■ **WHAT YOU WILL DO**: Leave out the pictures and copy everything else below exactly.

● ● ●

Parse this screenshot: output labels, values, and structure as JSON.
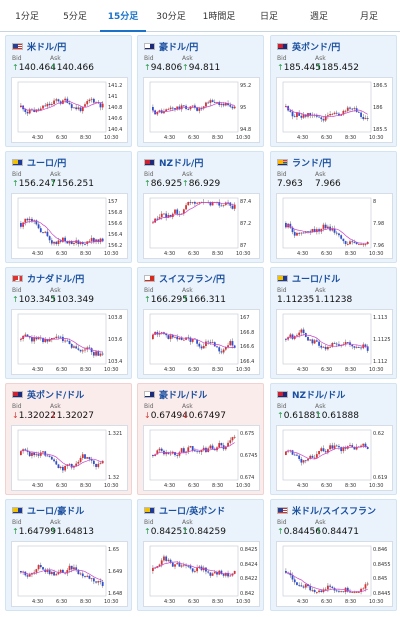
{
  "tabs": [
    {
      "label": "1分足"
    },
    {
      "label": "5分足"
    },
    {
      "label": "15分足",
      "active": true
    },
    {
      "label": "30分足"
    },
    {
      "label": "1時間足"
    },
    {
      "label": "日足"
    },
    {
      "label": "週足"
    },
    {
      "label": "月足"
    }
  ],
  "labels": {
    "bid": "Bid",
    "ask": "Ask"
  },
  "colors": {
    "up": "#2a9a4a",
    "down": "#d43c3c",
    "candle_up": "#d93030",
    "candle_down": "#2f4fd0",
    "ma": "#cc44cc"
  },
  "cards": [
    {
      "pair": "米ドル/円",
      "flag": "us",
      "dir": "up",
      "bid": "140.464",
      "ask": "140.466",
      "yticks": [
        "141.2",
        "141",
        "140.8",
        "140.6",
        "140.4"
      ],
      "xticks": [
        "4:30",
        "6:30",
        "8:30",
        "10:30"
      ]
    },
    {
      "pair": "豪ドル/円",
      "flag": "au",
      "dir": "up",
      "bid": "94.806",
      "ask": "94.811",
      "yticks": [
        "95.2",
        "95",
        "94.8"
      ],
      "xticks": [
        "4:30",
        "6:30",
        "8:30",
        "10:30"
      ]
    },
    {
      "pair": "英ポンド/円",
      "flag": "gb",
      "dir": "up",
      "bid": "185.445",
      "ask": "185.452",
      "yticks": [
        "186.5",
        "186",
        "185.5"
      ],
      "xticks": [
        "4:30",
        "6:30",
        "8:30",
        "10:30"
      ]
    },
    {
      "pair": "ユーロ/円",
      "flag": "eu",
      "dir": "up",
      "bid": "156.247",
      "ask": "156.251",
      "yticks": [
        "157",
        "156.8",
        "156.6",
        "156.4",
        "156.2"
      ],
      "xticks": [
        "4:30",
        "6:30",
        "8:30",
        "10:30"
      ]
    },
    {
      "pair": "NZドル/円",
      "flag": "nz",
      "dir": "up",
      "bid": "86.925",
      "ask": "86.929",
      "yticks": [
        "87.4",
        "87.2",
        "87"
      ],
      "xticks": [
        "4:30",
        "6:30",
        "8:30",
        "10:30"
      ]
    },
    {
      "pair": "ランド/円",
      "flag": "za",
      "dir": "none",
      "bid": "7.963",
      "ask": "7.966",
      "yticks": [
        "8",
        "7.98",
        "7.96"
      ],
      "xticks": [
        "4:30",
        "6:30",
        "8:30",
        "10:30"
      ]
    },
    {
      "pair": "カナダドル/円",
      "flag": "ca",
      "dir": "up",
      "bid": "103.345",
      "ask": "103.349",
      "yticks": [
        "103.8",
        "103.6",
        "103.4"
      ],
      "xticks": [
        "4:30",
        "6:30",
        "8:30",
        "10:30"
      ]
    },
    {
      "pair": "スイスフラン/円",
      "flag": "ch",
      "dir": "up",
      "bid": "166.295",
      "ask": "166.311",
      "yticks": [
        "167",
        "166.8",
        "166.6",
        "166.4"
      ],
      "xticks": [
        "4:30",
        "6:30",
        "8:30",
        "10:30"
      ]
    },
    {
      "pair": "ユーロ/ドル",
      "flag": "eu",
      "dir": "none",
      "bid": "1.11235",
      "ask": "1.11238",
      "yticks": [
        "1.113",
        "1.1125",
        "1.112"
      ],
      "xticks": [
        "4:30",
        "6:30",
        "8:30",
        "10:30"
      ]
    },
    {
      "pair": "英ポンド/ドル",
      "flag": "gb",
      "dir": "down",
      "bid": "1.32022",
      "ask": "1.32027",
      "yticks": [
        "1.321",
        "1.32"
      ],
      "xticks": [
        "4:30",
        "6:30",
        "8:30",
        "10:30"
      ]
    },
    {
      "pair": "豪ドル/ドル",
      "flag": "au",
      "dir": "down",
      "bid": "0.67494",
      "ask": "0.67497",
      "yticks": [
        "0.675",
        "0.6745",
        "0.674"
      ],
      "xticks": [
        "4:30",
        "6:30",
        "8:30",
        "10:30"
      ]
    },
    {
      "pair": "NZドル/ドル",
      "flag": "nz",
      "dir": "up",
      "bid": "0.61881",
      "ask": "0.61888",
      "yticks": [
        "0.62",
        "0.619"
      ],
      "xticks": [
        "4:30",
        "6:30",
        "8:30",
        "10:30"
      ]
    },
    {
      "pair": "ユーロ/豪ドル",
      "flag": "eu",
      "dir": "up",
      "bid": "1.64799",
      "ask": "1.64813",
      "yticks": [
        "1.65",
        "1.649",
        "1.648"
      ],
      "xticks": [
        "4:30",
        "6:30",
        "8:30",
        "10:30"
      ]
    },
    {
      "pair": "ユーロ/英ポンド",
      "flag": "eu",
      "dir": "up",
      "bid": "0.84251",
      "ask": "0.84259",
      "yticks": [
        "0.8425",
        "0.8424",
        "0.8422",
        "0.842"
      ],
      "xticks": [
        "4:30",
        "6:30",
        "8:30",
        "10:30"
      ]
    },
    {
      "pair": "米ドル/スイスフラン",
      "flag": "us",
      "dir": "up",
      "bid": "0.84456",
      "ask": "0.84471",
      "yticks": [
        "0.846",
        "0.8455",
        "0.845",
        "0.8445"
      ],
      "xticks": [
        "4:30",
        "6:30",
        "8:30",
        "10:30"
      ]
    }
  ]
}
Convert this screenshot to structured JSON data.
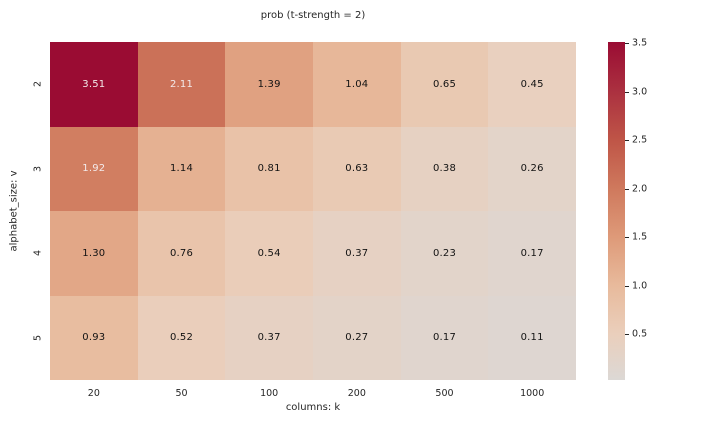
{
  "figure": {
    "background": "#ffffff",
    "text_color": "#262626"
  },
  "chart_data": {
    "type": "heatmap",
    "title": "prob (t-strength = 2)",
    "xlabel": "columns: k",
    "ylabel": "alphabet_size: v",
    "x_categories": [
      "20",
      "50",
      "100",
      "200",
      "500",
      "1000"
    ],
    "y_categories": [
      "2",
      "3",
      "4",
      "5"
    ],
    "values": [
      [
        3.51,
        2.11,
        1.39,
        1.04,
        0.65,
        0.45
      ],
      [
        1.92,
        1.14,
        0.81,
        0.63,
        0.38,
        0.26
      ],
      [
        1.3,
        0.76,
        0.54,
        0.37,
        0.23,
        0.17
      ],
      [
        0.93,
        0.52,
        0.37,
        0.27,
        0.17,
        0.11
      ]
    ],
    "annotation_decimals": 2,
    "grid": false,
    "legend_position": "colorbar-right",
    "colorbar": {
      "ticks": [
        3.5,
        3.0,
        2.5,
        2.0,
        1.5,
        1.0,
        0.5
      ],
      "tick_decimals": 1,
      "vmin_edge": 0.03,
      "vmax_edge": 3.51
    },
    "colormap_stops": [
      [
        0.03,
        "#dcd8d5"
      ],
      [
        0.5,
        "#eacfbc"
      ],
      [
        1.0,
        "#e8ba9c"
      ],
      [
        1.5,
        "#de9a79"
      ],
      [
        2.0,
        "#cf795d"
      ],
      [
        2.5,
        "#bf5547"
      ],
      [
        3.0,
        "#ab3140"
      ],
      [
        3.51,
        "#9a0c33"
      ]
    ],
    "annot_light_threshold": 1.6,
    "annot_colors": {
      "light": "#f3eaea",
      "dark": "#131313"
    }
  }
}
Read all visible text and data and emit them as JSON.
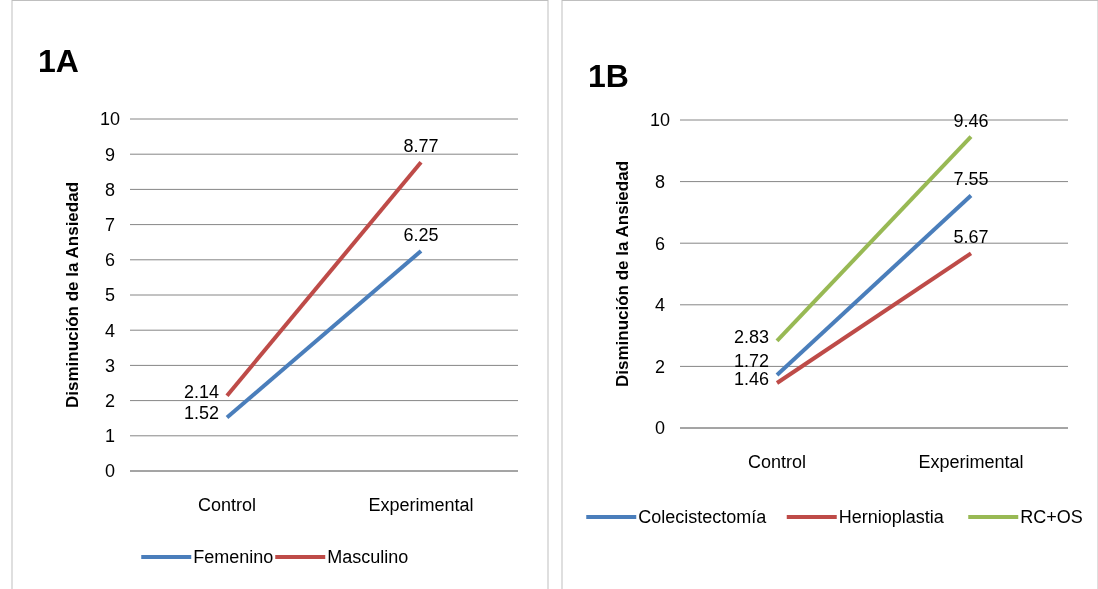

● ● ●

■ **THE ANSWER**:
Parse this screenshot: output labels, values, and structure as JSON.
{
  "tabs": [
    {
      "label": "1分足"
    },
    {
      "label": "5分足"
    },
    {
      "label": "15分足",
      "active": true
    },
    {
      "label": "30分足"
    },
    {
      "label": "1時間足"
    },
    {
      "label": "日足"
    },
    {
      "label": "週足"
    },
    {
      "label": "月足"
    }
  ],
  "labels": {
    "bid": "Bid",
    "ask": "Ask"
  },
  "colors": {
    "up": "#2a9a4a",
    "down": "#d43c3c",
    "candle_up": "#d93030",
    "candle_down": "#2f4fd0",
    "ma": "#cc44cc"
  },
  "cards": [
    {
      "pair": "米ドル/円",
      "flag": "us",
      "dir": "up",
      "bid": "140.464",
      "ask": "140.466",
      "yticks": [
        "141.2",
        "141",
        "140.8",
        "140.6",
        "140.4"
      ],
      "xticks": [
        "4:30",
        "6:30",
        "8:30",
        "10:30"
      ]
    },
    {
      "pair": "豪ドル/円",
      "flag": "au",
      "dir": "up",
      "bid": "94.806",
      "ask": "94.811",
      "yticks": [
        "95.2",
        "95",
        "94.8"
      ],
      "xticks": [
        "4:30",
        "6:30",
        "8:30",
        "10:30"
      ]
    },
    {
      "pair": "英ポンド/円",
      "flag": "gb",
      "dir": "up",
      "bid": "185.445",
      "ask": "185.452",
      "yticks": [
        "186.5",
        "186",
        "185.5"
      ],
      "xticks": [
        "4:30",
        "6:30",
        "8:30",
        "10:30"
      ]
    },
    {
      "pair": "ユーロ/円",
      "flag": "eu",
      "dir": "up",
      "bid": "156.247",
      "ask": "156.251",
      "yticks": [
        "157",
        "156.8",
        "156.6",
        "156.4",
        "156.2"
      ],
      "xticks": [
        "4:30",
        "6:30",
        "8:30",
        "10:30"
      ]
    },
    {
      "pair": "NZドル/円",
      "flag": "nz",
      "dir": "up",
      "bid": "86.925",
      "ask": "86.929",
      "yticks": [
        "87.4",
        "87.2",
        "87"
      ],
      "xticks": [
        "4:30",
        "6:30",
        "8:30",
        "10:30"
      ]
    },
    {
      "pair": "ランド/円",
      "flag": "za",
      "dir": "none",
      "bid": "7.963",
      "ask": "7.966",
      "yticks": [
        "8",
        "7.98",
        "7.96"
      ],
      "xticks": [
        "4:30",
        "6:30",
        "8:30",
        "10:30"
      ]
    },
    {
      "pair": "カナダドル/円",
      "flag": "ca",
      "dir": "up",
      "bid": "103.345",
      "ask": "103.349",
      "yticks": [
        "103.8",
        "103.6",
        "103.4"
      ],
      "xticks": [
        "4:30",
        "6:30",
        "8:30",
        "10:30"
      ]
    },
    {
      "pair": "スイスフラン/円",
      "flag": "ch",
      "dir": "up",
      "bid": "166.295",
      "ask": "166.311",
      "yticks": [
        "167",
        "166.8",
        "166.6",
        "166.4"
      ],
      "xticks": [
        "4:30",
        "6:30",
        "8:30",
        "10:30"
      ]
    },
    {
      "pair": "ユーロ/ドル",
      "flag": "eu",
      "dir": "none",
      "bid": "1.11235",
      "ask": "1.11238",
      "yticks": [
        "1.113",
        "1.1125",
        "1.112"
      ],
      "xticks": [
        "4:30",
        "6:30",
        "8:30",
        "10:30"
      ]
    },
    {
      "pair": "英ポンド/ドル",
      "flag": "gb",
      "dir": "down",
      "bid": "1.32022",
      "ask": "1.32027",
      "yticks": [
        "1.321",
        "1.32"
      ],
      "xticks": [
        "4:30",
        "6:30",
        "8:30",
        "10:30"
      ]
    },
    {
      "pair": "豪ドル/ドル",
      "flag": "au",
      "dir": "down",
      "bid": "0.67494",
      "ask": "0.67497",
      "yticks": [
        "0.675",
        "0.6745",
        "0.674"
      ],
      "xticks": [
        "4:30",
        "6:30",
        "8:30",
        "10:30"
      ]
    },
    {
      "pair": "NZドル/ドル",
      "flag": "nz",
      "dir": "up",
      "bid": "0.61881",
      "ask": "0.61888",
      "yticks": [
        "0.62",
        "0.619"
      ],
      "xticks": [
        "4:30",
        "6:30",
        "8:30",
        "10:30"
      ]
    },
    {
      "pair": "ユーロ/豪ドル",
      "flag": "eu",
      "dir": "up",
      "bid": "1.64799",
      "ask": "1.64813",
      "yticks": [
        "1.65",
        "1.649",
        "1.648"
      ],
      "xticks": [
        "4:30",
        "6:30",
        "8:30",
        "10:30"
      ]
    },
    {
      "pair": "ユーロ/英ポンド",
      "flag": "eu",
      "dir": "up",
      "bid": "0.84251",
      "ask": "0.84259",
      "yticks": [
        "0.8425",
        "0.8424",
        "0.8422",
        "0.842"
      ],
      "xticks": [
        "4:30",
        "6:30",
        "8:30",
        "10:30"
      ]
    },
    {
      "pair": "米ドル/スイスフラン",
      "flag": "us",
      "dir": "up",
      "bid": "0.84456",
      "ask": "0.84471",
      "yticks": [
        "0.846",
        "0.8455",
        "0.845",
        "0.8445"
      ],
      "xticks": [
        "4:30",
        "6:30",
        "8:30",
        "10:30"
      ]
    }
  ]
}
Convert this screenshot to structured JSON data.
{
  "figure": {
    "background": "#ffffff",
    "text_color": "#262626"
  },
  "chart_data": {
    "type": "heatmap",
    "title": "prob (t-strength = 2)",
    "xlabel": "columns: k",
    "ylabel": "alphabet_size: v",
    "x_categories": [
      "20",
      "50",
      "100",
      "200",
      "500",
      "1000"
    ],
    "y_categories": [
      "2",
      "3",
      "4",
      "5"
    ],
    "values": [
      [
        3.51,
        2.11,
        1.39,
        1.04,
        0.65,
        0.45
      ],
      [
        1.92,
        1.14,
        0.81,
        0.63,
        0.38,
        0.26
      ],
      [
        1.3,
        0.76,
        0.54,
        0.37,
        0.23,
        0.17
      ],
      [
        0.93,
        0.52,
        0.37,
        0.27,
        0.17,
        0.11
      ]
    ],
    "annotation_decimals": 2,
    "grid": false,
    "legend_position": "colorbar-right",
    "colorbar": {
      "ticks": [
        3.5,
        3.0,
        2.5,
        2.0,
        1.5,
        1.0,
        0.5
      ],
      "tick_decimals": 1,
      "vmin_edge": 0.03,
      "vmax_edge": 3.51
    },
    "colormap_stops": [
      [
        0.03,
        "#dcd8d5"
      ],
      [
        0.5,
        "#eacfbc"
      ],
      [
        1.0,
        "#e8ba9c"
      ],
      [
        1.5,
        "#de9a79"
      ],
      [
        2.0,
        "#cf795d"
      ],
      [
        2.5,
        "#bf5547"
      ],
      [
        3.0,
        "#ab3140"
      ],
      [
        3.51,
        "#9a0c33"
      ]
    ],
    "annot_light_threshold": 1.6,
    "annot_colors": {
      "light": "#f3eaea",
      "dark": "#131313"
    }
  }
}
Read all visible text and data and emit them as JSON.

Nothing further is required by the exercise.